YOUR TASK:
Convert everything from the row containing "UI element localization: list" down to the row containing "woman-bob-icon xyxy=(724,982,805,1122)" into a JSON list of strings, one string per row, skipping any blank lines.

RECORDS FOR THIS EXERCISE:
+++++

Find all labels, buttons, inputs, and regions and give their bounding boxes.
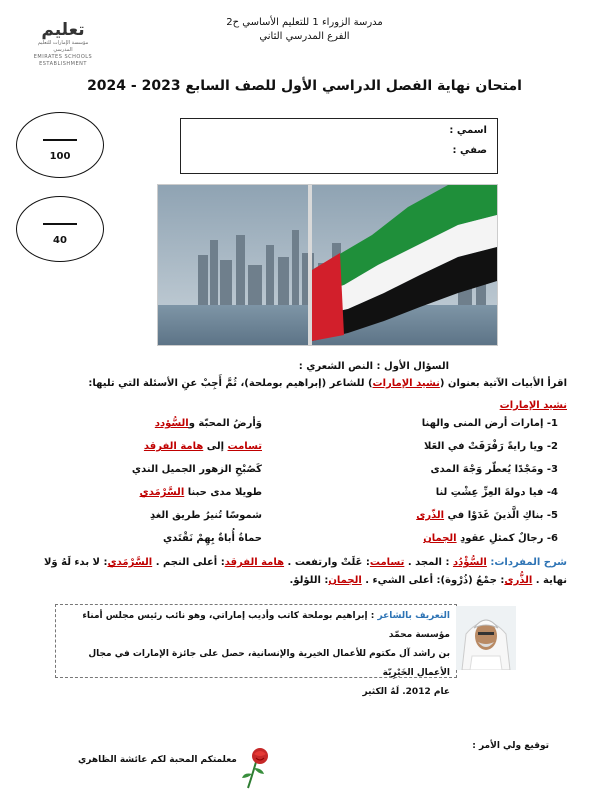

+++++

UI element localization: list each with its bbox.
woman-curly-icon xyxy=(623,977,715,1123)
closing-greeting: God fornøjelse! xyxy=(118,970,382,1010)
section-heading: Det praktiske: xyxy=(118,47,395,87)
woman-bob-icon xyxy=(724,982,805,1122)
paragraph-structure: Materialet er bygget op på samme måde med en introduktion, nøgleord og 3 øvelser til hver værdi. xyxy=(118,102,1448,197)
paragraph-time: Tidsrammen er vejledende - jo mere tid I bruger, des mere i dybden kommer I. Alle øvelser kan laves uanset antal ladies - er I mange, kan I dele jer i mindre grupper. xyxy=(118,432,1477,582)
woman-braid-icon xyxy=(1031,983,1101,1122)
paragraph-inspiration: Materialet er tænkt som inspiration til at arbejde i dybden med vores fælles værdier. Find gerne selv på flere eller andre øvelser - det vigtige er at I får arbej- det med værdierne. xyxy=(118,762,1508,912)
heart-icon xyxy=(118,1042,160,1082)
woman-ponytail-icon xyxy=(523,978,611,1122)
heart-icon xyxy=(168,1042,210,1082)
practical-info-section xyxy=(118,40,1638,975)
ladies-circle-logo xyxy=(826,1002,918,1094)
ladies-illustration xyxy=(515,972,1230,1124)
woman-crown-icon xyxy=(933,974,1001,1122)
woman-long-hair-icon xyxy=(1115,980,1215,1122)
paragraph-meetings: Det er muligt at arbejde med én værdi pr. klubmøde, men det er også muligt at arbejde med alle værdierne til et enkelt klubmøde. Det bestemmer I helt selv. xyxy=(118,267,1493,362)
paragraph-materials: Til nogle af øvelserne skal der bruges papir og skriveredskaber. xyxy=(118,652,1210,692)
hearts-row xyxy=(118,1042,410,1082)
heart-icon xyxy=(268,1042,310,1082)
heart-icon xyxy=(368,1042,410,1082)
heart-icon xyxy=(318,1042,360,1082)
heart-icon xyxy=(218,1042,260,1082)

+++++

OUTPUT FOR THIS TASK:
[
  "UI element localization: list each with its bbox.",
  "woman-curly-icon xyxy=(623,977,715,1123)",
  "closing-greeting: God fornøjelse! xyxy=(118,970,382,1010)",
  "section-heading: Det praktiske: xyxy=(118,47,395,87)",
  "woman-bob-icon xyxy=(724,982,805,1122)"
]